+++ AVAILABLE DATA +++

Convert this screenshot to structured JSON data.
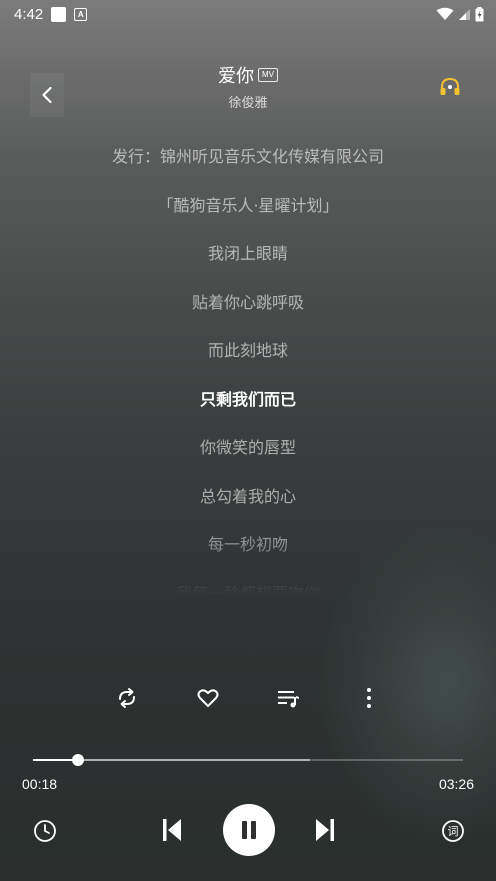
{
  "status_bar": {
    "time": "4:42",
    "icons": [
      "square-notification-icon",
      "a-notification-icon",
      "wifi-icon",
      "signal-icon",
      "battery-icon"
    ]
  },
  "header": {
    "title": "爱你",
    "mv_badge": "MV",
    "artist": "徐俊雅",
    "icons": [
      "back-icon",
      "headphones-icon"
    ]
  },
  "lyrics": {
    "lines": [
      "发行：锦州听见音乐文化传媒有限公司",
      "「酷狗音乐人·星曜计划」",
      "我闭上眼睛",
      "贴着你心跳呼吸",
      "而此刻地球",
      "只剩我们而已",
      "你微笑的唇型",
      "总勾着我的心",
      "每一秒初吻",
      "我每一秒都想要吻你"
    ],
    "active_index": 5
  },
  "actions": {
    "icons": [
      "repeat-icon",
      "heart-icon",
      "playlist-icon",
      "more-icon"
    ]
  },
  "progress": {
    "current": "00:18",
    "total": "03:26",
    "played_fraction": 0.105,
    "buffered_fraction": 0.645
  },
  "controls": {
    "icons": [
      "timer-icon",
      "previous-icon",
      "pause-icon",
      "next-icon",
      "lyrics-icon"
    ],
    "lyrics_glyph": "词"
  },
  "colors": {
    "accent": "#ffffff",
    "background_top": "#7b7b7b",
    "background_bottom": "#2a2f2e"
  }
}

+++

» WHAT IS REQUIRED:
Your task is to repeat the material above exactly, without its pictures.

» REPLY:
Convert this screenshot to structured JSON data.
{
  "status_bar": {
    "time": "4:42",
    "icons": [
      "square-notification-icon",
      "a-notification-icon",
      "wifi-icon",
      "signal-icon",
      "battery-icon"
    ]
  },
  "header": {
    "title": "爱你",
    "mv_badge": "MV",
    "artist": "徐俊雅",
    "icons": [
      "back-icon",
      "headphones-icon"
    ]
  },
  "lyrics": {
    "lines": [
      "发行：锦州听见音乐文化传媒有限公司",
      "「酷狗音乐人·星曜计划」",
      "我闭上眼睛",
      "贴着你心跳呼吸",
      "而此刻地球",
      "只剩我们而已",
      "你微笑的唇型",
      "总勾着我的心",
      "每一秒初吻",
      "我每一秒都想要吻你"
    ],
    "active_index": 5
  },
  "actions": {
    "icons": [
      "repeat-icon",
      "heart-icon",
      "playlist-icon",
      "more-icon"
    ]
  },
  "progress": {
    "current": "00:18",
    "total": "03:26",
    "played_fraction": 0.105,
    "buffered_fraction": 0.645
  },
  "controls": {
    "icons": [
      "timer-icon",
      "previous-icon",
      "pause-icon",
      "next-icon",
      "lyrics-icon"
    ],
    "lyrics_glyph": "词"
  },
  "colors": {
    "accent": "#ffffff",
    "background_top": "#7b7b7b",
    "background_bottom": "#2a2f2e"
  }
}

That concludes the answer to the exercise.